What to do: Repeat exactly the lines from the line containing "Give me the" to the last line of the listing, including both.

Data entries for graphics
_ _ _ _ _ _ _

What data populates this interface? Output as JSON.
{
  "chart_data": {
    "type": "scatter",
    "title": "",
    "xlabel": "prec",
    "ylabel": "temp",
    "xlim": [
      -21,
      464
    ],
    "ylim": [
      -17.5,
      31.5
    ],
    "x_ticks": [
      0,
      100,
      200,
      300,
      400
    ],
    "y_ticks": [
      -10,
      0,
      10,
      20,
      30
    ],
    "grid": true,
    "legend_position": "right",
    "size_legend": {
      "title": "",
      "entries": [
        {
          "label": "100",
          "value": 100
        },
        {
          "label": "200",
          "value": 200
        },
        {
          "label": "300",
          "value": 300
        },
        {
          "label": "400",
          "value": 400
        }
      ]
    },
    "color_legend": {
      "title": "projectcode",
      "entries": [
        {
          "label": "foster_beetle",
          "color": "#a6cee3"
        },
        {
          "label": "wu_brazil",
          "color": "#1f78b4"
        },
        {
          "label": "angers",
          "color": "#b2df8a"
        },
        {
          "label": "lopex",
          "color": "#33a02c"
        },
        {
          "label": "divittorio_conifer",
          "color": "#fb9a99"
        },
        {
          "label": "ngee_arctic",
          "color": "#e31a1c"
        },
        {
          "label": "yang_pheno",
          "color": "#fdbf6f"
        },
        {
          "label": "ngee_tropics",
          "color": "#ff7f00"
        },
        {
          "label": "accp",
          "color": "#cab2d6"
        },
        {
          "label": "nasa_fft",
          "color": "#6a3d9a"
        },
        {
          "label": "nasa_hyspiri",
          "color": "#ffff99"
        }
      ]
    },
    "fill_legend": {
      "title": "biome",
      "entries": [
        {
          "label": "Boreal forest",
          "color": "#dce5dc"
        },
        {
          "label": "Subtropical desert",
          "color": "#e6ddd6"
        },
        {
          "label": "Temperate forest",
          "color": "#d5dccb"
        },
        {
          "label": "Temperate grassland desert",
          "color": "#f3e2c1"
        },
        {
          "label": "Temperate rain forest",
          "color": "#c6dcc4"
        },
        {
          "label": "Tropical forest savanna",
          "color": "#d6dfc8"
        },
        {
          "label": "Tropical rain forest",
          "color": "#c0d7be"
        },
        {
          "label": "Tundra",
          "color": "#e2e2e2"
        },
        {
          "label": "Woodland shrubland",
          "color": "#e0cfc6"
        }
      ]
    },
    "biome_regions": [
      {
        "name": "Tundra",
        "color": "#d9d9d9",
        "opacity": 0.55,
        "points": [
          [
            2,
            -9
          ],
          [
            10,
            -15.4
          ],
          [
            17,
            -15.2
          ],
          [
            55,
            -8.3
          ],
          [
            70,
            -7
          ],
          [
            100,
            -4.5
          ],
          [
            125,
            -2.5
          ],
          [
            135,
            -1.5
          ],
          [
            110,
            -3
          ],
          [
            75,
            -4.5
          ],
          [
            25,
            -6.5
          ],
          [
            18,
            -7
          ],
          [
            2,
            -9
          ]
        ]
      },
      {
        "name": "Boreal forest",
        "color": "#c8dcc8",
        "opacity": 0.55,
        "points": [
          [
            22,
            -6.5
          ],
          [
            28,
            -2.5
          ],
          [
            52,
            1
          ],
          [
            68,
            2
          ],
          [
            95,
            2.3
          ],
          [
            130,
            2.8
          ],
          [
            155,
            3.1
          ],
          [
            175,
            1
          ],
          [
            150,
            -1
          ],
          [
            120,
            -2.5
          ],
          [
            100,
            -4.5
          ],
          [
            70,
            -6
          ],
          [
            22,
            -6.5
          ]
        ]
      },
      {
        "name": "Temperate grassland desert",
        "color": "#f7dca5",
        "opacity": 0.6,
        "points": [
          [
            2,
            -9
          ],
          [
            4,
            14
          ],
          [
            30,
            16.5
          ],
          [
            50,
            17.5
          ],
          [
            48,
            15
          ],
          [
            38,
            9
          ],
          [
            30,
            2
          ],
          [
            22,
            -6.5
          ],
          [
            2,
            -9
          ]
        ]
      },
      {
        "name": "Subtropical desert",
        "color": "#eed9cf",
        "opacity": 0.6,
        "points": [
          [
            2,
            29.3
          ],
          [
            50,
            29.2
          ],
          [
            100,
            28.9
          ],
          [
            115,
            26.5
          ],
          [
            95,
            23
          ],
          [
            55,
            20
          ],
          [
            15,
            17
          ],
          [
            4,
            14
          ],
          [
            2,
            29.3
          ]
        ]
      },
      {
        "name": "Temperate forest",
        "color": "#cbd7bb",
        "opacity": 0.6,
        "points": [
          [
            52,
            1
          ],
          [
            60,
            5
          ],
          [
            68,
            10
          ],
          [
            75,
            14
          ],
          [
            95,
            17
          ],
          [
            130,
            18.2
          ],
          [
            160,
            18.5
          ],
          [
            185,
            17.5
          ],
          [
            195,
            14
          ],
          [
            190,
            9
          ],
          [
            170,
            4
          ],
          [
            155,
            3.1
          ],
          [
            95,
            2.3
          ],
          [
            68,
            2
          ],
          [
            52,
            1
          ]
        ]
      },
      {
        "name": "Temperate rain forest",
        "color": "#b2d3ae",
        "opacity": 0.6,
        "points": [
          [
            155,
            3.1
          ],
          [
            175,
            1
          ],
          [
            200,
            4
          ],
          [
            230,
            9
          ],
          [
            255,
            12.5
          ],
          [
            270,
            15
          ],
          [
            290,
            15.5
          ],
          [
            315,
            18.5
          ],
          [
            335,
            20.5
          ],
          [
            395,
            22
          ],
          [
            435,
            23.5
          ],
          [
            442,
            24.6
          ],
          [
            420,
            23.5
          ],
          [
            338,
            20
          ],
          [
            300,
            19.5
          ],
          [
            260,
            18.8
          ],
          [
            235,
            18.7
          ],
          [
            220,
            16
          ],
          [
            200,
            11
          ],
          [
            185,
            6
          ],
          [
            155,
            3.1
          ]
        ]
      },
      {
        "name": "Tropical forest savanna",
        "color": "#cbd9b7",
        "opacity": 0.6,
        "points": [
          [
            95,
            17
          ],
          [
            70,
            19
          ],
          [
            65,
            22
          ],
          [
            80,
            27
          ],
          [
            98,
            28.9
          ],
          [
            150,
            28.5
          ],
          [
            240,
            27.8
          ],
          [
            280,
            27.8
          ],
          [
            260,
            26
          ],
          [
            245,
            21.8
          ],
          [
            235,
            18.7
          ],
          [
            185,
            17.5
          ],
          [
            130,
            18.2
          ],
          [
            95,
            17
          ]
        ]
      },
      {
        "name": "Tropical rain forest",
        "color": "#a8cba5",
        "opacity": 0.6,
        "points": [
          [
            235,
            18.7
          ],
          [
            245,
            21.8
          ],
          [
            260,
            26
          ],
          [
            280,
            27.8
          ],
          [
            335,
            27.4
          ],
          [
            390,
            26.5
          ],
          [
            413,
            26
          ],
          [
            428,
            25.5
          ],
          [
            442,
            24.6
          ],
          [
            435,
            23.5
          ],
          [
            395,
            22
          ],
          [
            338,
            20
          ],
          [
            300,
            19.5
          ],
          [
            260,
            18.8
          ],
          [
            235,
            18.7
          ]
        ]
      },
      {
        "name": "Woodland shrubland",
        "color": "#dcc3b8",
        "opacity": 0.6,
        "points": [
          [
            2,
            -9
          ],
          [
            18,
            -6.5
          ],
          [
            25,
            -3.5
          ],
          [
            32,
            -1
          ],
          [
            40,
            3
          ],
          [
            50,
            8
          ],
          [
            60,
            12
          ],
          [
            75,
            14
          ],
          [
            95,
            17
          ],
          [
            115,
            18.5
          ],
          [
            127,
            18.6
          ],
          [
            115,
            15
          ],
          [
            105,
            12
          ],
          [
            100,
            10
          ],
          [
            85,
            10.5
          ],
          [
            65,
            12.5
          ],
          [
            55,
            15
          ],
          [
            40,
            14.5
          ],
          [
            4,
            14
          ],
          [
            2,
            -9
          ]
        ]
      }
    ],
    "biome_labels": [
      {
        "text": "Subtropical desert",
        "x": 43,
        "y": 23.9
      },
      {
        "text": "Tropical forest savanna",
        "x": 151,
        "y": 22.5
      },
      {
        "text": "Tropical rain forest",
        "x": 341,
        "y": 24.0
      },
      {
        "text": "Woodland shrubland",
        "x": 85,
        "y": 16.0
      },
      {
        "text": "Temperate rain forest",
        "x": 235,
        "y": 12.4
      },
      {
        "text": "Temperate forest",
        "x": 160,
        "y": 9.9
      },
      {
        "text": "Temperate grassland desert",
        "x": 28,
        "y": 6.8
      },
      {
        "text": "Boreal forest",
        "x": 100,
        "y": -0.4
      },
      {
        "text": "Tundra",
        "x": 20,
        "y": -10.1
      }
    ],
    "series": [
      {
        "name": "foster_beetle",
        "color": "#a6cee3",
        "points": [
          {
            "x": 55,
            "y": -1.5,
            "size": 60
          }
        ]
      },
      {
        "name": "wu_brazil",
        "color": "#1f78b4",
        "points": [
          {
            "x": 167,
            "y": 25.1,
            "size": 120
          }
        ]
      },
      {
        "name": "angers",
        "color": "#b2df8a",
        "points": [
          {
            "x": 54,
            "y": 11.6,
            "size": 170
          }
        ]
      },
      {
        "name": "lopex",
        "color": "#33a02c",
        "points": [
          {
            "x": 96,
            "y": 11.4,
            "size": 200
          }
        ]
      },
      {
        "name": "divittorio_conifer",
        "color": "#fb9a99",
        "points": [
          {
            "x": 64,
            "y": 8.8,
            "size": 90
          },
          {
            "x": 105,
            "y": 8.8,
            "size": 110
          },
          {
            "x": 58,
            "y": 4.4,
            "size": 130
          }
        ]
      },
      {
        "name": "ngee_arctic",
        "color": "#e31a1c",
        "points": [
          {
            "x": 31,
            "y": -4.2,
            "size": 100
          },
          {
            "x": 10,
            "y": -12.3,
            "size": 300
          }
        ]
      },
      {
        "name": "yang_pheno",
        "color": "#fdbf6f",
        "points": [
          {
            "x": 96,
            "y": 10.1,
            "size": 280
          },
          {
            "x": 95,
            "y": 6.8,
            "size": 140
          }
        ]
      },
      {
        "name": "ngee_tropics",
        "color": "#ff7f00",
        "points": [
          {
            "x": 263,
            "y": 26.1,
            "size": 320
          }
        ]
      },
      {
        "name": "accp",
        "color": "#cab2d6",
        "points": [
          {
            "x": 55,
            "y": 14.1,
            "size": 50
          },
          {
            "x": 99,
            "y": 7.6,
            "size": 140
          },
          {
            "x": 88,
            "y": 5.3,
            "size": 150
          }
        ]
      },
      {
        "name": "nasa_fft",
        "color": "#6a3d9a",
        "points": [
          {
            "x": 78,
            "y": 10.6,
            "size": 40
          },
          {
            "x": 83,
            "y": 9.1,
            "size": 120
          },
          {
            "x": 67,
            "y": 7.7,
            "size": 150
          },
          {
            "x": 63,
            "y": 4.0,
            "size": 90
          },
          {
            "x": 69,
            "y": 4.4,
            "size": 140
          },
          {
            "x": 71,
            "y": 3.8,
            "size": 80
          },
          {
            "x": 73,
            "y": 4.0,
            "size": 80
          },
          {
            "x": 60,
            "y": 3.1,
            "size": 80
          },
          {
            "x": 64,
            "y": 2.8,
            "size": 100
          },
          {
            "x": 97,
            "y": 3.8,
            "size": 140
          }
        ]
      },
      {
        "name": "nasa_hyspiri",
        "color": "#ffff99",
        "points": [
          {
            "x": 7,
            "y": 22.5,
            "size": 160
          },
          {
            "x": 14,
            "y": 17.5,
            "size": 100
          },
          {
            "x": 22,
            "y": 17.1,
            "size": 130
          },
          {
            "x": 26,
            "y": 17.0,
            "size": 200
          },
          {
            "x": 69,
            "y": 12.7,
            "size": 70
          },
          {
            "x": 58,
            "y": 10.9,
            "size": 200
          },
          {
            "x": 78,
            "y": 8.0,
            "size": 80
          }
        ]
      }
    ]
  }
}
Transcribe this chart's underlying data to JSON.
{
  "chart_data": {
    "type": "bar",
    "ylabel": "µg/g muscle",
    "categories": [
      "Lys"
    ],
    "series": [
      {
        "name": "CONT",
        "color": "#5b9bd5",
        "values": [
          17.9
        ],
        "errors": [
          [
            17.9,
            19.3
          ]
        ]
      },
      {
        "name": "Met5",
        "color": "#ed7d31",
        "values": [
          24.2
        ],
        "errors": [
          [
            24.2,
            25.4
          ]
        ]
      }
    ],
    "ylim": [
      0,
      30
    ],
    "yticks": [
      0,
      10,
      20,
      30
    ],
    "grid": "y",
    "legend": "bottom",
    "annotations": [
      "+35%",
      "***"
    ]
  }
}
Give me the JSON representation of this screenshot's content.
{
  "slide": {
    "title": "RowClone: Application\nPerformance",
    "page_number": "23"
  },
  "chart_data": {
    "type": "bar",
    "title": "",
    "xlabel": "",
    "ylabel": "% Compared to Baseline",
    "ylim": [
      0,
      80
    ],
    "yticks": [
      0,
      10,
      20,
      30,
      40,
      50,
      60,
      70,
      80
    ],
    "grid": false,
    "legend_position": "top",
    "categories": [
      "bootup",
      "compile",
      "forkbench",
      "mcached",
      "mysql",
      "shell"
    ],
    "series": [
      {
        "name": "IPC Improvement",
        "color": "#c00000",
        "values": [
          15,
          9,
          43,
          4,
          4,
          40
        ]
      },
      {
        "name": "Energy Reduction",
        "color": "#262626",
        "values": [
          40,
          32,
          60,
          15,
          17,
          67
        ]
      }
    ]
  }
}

_ _ _ _ _ _ _

The answer:
Give me the JSON representation of this screenshot's content.
{
  "slide": {
    "title": "RowClone: Application\nPerformance",
    "page_number": "23"
  },
  "chart_data": {
    "type": "bar",
    "title": "",
    "xlabel": "",
    "ylabel": "% Compared to Baseline",
    "ylim": [
      0,
      80
    ],
    "yticks": [
      0,
      10,
      20,
      30,
      40,
      50,
      60,
      70,
      80
    ],
    "grid": false,
    "legend_position": "top",
    "categories": [
      "bootup",
      "compile",
      "forkbench",
      "mcached",
      "mysql",
      "shell"
    ],
    "series": [
      {
        "name": "IPC Improvement",
        "color": "#c00000",
        "values": [
          15,
          9,
          43,
          4,
          4,
          40
        ]
      },
      {
        "name": "Energy Reduction",
        "color": "#262626",
        "values": [
          40,
          32,
          60,
          15,
          17,
          67
        ]
      }
    ]
  }
}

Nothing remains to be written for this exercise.